TASK TO COMPLETE →
Set out each line from the following listing that includes the word "城市规模越来越大".

* * *

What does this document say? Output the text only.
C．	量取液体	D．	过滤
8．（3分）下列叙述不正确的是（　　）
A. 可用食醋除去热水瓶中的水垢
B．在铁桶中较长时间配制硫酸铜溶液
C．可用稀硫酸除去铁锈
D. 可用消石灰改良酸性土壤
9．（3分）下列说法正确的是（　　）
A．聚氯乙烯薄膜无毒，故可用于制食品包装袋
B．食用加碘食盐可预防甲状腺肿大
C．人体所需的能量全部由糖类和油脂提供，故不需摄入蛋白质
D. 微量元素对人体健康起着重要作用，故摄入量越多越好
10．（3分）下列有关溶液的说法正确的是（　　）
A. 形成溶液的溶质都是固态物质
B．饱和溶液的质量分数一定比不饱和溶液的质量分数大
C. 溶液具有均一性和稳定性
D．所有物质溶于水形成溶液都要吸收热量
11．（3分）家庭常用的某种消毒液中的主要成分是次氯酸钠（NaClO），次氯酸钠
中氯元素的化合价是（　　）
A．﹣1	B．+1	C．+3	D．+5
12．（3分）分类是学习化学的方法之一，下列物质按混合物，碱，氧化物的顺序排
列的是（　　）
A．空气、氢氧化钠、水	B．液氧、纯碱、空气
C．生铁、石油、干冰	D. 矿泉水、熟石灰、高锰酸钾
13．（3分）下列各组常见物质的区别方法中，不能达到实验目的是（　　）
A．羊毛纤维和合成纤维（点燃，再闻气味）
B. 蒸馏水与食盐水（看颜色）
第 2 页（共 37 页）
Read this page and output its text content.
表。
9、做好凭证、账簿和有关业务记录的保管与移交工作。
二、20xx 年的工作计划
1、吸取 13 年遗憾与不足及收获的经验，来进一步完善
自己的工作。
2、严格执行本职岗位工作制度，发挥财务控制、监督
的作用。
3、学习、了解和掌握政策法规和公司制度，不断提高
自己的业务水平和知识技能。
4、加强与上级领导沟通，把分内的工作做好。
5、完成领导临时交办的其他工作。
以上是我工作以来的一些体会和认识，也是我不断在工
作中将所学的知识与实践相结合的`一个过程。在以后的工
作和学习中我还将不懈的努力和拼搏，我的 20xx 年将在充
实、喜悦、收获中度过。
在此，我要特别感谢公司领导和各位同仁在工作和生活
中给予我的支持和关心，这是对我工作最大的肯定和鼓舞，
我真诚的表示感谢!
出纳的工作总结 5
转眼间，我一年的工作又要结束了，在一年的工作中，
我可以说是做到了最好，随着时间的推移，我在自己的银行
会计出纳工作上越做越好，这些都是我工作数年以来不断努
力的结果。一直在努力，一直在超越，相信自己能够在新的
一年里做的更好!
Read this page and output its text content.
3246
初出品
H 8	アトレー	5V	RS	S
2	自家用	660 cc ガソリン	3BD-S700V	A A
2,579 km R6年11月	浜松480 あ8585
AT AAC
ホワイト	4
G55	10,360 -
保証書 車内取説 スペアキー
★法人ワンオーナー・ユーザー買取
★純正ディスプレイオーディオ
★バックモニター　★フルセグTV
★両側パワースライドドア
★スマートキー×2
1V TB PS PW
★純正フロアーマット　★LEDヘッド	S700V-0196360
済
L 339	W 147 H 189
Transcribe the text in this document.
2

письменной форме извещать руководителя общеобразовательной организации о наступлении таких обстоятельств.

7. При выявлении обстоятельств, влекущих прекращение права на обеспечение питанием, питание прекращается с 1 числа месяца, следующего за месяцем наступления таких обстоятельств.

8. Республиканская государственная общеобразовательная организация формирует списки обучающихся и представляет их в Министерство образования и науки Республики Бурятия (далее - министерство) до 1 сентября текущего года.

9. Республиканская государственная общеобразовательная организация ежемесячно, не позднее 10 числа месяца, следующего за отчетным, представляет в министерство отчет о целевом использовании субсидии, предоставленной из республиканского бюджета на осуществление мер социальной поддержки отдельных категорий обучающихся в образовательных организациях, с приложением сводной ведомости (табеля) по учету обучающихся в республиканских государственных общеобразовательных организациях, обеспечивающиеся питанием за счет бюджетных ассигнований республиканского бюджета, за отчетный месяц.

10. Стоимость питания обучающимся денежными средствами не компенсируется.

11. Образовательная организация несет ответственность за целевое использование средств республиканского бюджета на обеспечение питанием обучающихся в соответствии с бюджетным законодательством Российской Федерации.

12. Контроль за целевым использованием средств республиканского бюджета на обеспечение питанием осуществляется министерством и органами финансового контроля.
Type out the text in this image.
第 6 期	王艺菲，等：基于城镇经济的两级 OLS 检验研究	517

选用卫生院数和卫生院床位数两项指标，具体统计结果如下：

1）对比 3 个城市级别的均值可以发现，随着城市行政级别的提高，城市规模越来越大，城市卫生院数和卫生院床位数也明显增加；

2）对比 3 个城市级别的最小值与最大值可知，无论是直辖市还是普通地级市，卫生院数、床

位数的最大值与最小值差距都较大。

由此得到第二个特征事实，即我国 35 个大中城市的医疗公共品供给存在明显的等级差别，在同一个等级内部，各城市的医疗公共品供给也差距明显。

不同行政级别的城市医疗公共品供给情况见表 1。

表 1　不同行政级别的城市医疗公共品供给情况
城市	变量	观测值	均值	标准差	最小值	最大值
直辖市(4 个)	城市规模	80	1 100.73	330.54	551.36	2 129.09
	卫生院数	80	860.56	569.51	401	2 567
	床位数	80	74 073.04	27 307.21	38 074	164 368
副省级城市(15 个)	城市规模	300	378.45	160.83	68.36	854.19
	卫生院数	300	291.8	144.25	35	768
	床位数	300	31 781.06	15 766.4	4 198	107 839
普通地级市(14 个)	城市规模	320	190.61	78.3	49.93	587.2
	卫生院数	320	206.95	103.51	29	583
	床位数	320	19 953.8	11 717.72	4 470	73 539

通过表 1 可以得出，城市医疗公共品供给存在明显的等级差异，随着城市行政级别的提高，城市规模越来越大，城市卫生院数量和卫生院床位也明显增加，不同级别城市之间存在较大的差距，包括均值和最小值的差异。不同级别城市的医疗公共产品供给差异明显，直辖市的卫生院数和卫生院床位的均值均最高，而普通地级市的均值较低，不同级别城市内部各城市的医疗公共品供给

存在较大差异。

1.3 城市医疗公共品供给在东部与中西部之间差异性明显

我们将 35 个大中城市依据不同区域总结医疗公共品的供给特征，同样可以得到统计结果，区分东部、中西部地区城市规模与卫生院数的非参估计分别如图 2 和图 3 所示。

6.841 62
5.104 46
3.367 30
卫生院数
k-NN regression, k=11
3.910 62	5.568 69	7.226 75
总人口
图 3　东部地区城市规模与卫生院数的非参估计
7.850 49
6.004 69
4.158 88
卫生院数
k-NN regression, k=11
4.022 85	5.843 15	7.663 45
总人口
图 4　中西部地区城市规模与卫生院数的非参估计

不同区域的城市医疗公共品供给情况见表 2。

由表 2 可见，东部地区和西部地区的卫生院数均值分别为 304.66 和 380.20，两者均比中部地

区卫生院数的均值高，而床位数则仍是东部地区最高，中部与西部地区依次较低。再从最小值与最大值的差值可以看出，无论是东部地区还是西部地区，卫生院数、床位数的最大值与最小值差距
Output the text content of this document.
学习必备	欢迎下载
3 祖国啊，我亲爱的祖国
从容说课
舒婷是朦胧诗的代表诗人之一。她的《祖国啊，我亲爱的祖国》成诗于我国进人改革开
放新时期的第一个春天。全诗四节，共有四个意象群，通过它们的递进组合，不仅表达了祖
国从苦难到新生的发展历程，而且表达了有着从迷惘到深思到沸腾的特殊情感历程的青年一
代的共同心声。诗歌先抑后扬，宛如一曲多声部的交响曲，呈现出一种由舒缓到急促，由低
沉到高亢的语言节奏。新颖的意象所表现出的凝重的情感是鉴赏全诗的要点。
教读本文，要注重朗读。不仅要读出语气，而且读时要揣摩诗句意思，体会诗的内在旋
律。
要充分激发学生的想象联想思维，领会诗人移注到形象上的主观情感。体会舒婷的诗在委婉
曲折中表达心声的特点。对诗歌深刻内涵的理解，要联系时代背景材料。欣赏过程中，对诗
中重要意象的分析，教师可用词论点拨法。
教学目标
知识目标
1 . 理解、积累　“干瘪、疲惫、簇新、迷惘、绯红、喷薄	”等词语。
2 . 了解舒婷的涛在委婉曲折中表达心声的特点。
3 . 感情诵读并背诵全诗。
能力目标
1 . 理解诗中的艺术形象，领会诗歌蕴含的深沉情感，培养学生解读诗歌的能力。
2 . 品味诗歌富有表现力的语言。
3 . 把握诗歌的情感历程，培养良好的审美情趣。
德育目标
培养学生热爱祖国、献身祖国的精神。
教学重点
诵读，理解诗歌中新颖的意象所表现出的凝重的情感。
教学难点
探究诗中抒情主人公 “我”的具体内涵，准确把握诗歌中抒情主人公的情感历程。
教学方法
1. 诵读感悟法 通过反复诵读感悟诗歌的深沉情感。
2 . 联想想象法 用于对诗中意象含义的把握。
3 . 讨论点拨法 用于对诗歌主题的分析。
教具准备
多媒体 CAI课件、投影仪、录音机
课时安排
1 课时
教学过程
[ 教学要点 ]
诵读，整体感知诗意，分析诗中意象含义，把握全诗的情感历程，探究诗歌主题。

* * *

RESULT OF THIS TASK →
1）对比 3 个城市级别的均值可以发现，随着城市行政级别的提高，城市规模越来越大，城市卫生院数和卫生院床位数也明显增加；
通过表 1 可以得出，城市医疗公共品供给存在明显的等级差异，随着城市行政级别的提高，城市规模越来越大，城市卫生院数量和卫生院床位也明显增加，不同级别城市之间存在较大的差距，包括均值和最小值的差异。不同级别城市的医疗公共产品供给差异明显，直辖市的卫生院数和卫生院床位的均值均最高，而普通地级市的均值较低，不同级别城市内部各城市的医疗公共品供给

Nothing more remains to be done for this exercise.